_DATA FOR THIS TASK_:
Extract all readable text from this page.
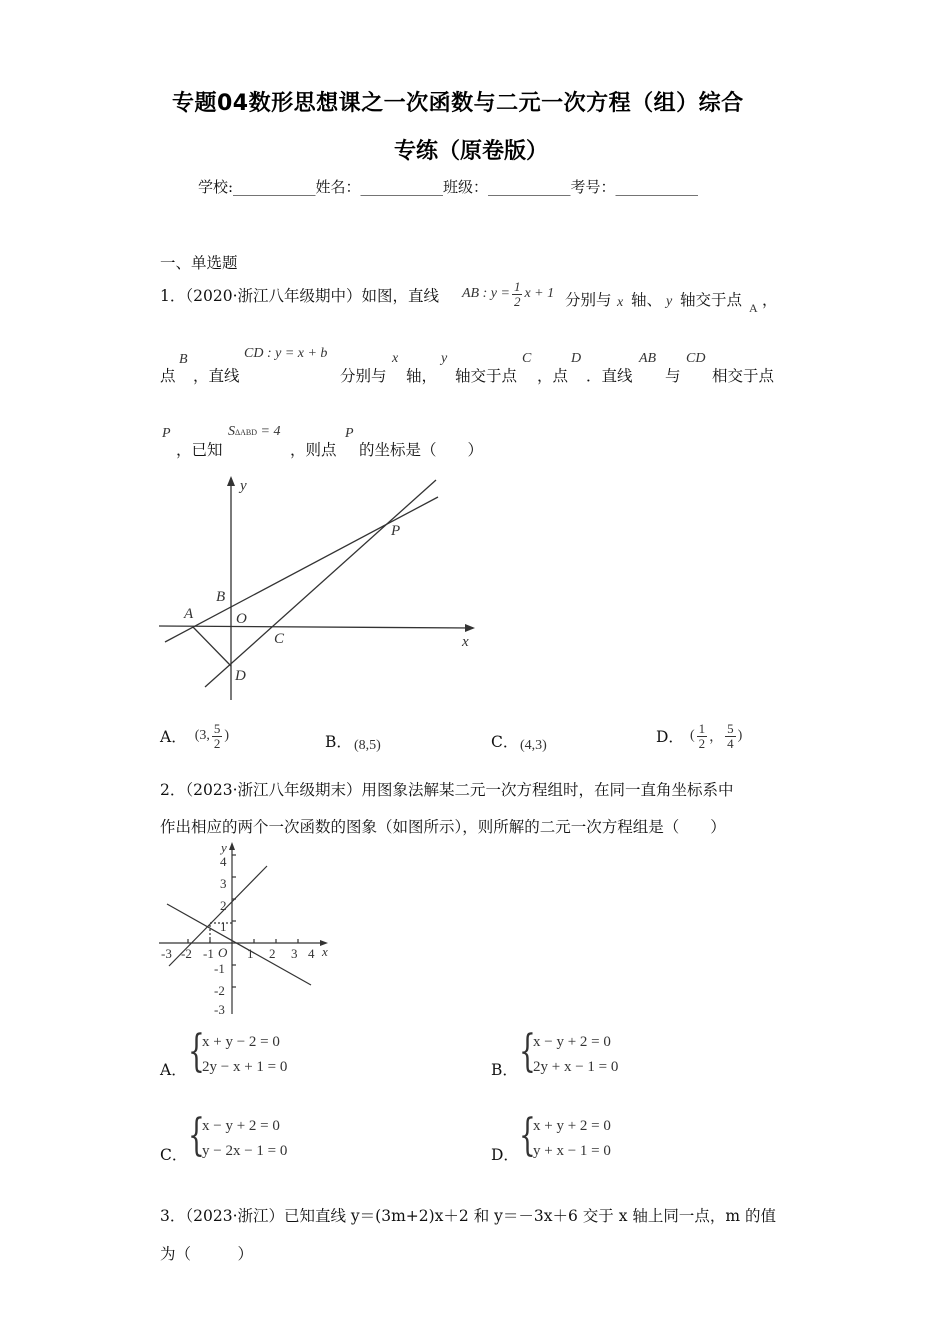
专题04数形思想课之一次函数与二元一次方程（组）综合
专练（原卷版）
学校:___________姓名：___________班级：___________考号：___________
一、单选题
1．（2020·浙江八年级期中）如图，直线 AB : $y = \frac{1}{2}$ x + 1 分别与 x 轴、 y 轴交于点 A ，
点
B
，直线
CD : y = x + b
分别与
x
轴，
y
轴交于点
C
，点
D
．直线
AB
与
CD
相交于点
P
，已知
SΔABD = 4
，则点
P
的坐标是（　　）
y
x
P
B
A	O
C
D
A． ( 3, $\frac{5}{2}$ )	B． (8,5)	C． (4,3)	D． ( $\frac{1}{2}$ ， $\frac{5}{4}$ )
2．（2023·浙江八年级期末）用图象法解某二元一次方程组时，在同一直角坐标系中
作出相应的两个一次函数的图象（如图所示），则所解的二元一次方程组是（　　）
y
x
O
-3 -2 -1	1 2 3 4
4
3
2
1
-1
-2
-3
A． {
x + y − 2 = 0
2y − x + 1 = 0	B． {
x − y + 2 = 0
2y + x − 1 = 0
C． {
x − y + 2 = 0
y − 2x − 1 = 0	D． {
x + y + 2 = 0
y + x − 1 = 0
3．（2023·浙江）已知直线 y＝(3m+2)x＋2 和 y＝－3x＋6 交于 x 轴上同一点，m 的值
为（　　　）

_TASK INSTRUCTIONS_: Omitting all images, print the listing exactly.

_WRITTEN RESPONSE_:
Extract all readable text from this page.
专题04数形思想课之一次函数与二元一次方程（组）综合
专练（原卷版）
学校:___________姓名：___________班级：___________考号：___________
一、单选题
1．（2020·浙江八年级期中）如图，直线 AB : $y = \frac{1}{2}$ x + 1 分别与 x 轴、 y 轴交于点 A ，
点
B
，直线
CD : y = x + b
分别与
x
轴，
y
轴交于点
C
，点
D
．直线
AB
与
CD
相交于点
P
，已知
SΔABD = 4
，则点
P
的坐标是（　　）
y
x
P
B
A	O
C
D
A． ( 3, $\frac{5}{2}$ )	B． (8,5)	C． (4,3)	D． ( $\frac{1}{2}$ ， $\frac{5}{4}$ )
2．（2023·浙江八年级期末）用图象法解某二元一次方程组时，在同一直角坐标系中
作出相应的两个一次函数的图象（如图所示），则所解的二元一次方程组是（　　）
y
x
O
-3 -2 -1	1 2 3 4
4
3
2
1
-1
-2
-3
A． {
x + y − 2 = 0
2y − x + 1 = 0	B． {
x − y + 2 = 0
2y + x − 1 = 0
C． {
x − y + 2 = 0
y − 2x − 1 = 0	D． {
x + y + 2 = 0
y + x − 1 = 0
3．（2023·浙江）已知直线 y＝(3m+2)x＋2 和 y＝－3x＋6 交于 x 轴上同一点，m 的值
为（　　　）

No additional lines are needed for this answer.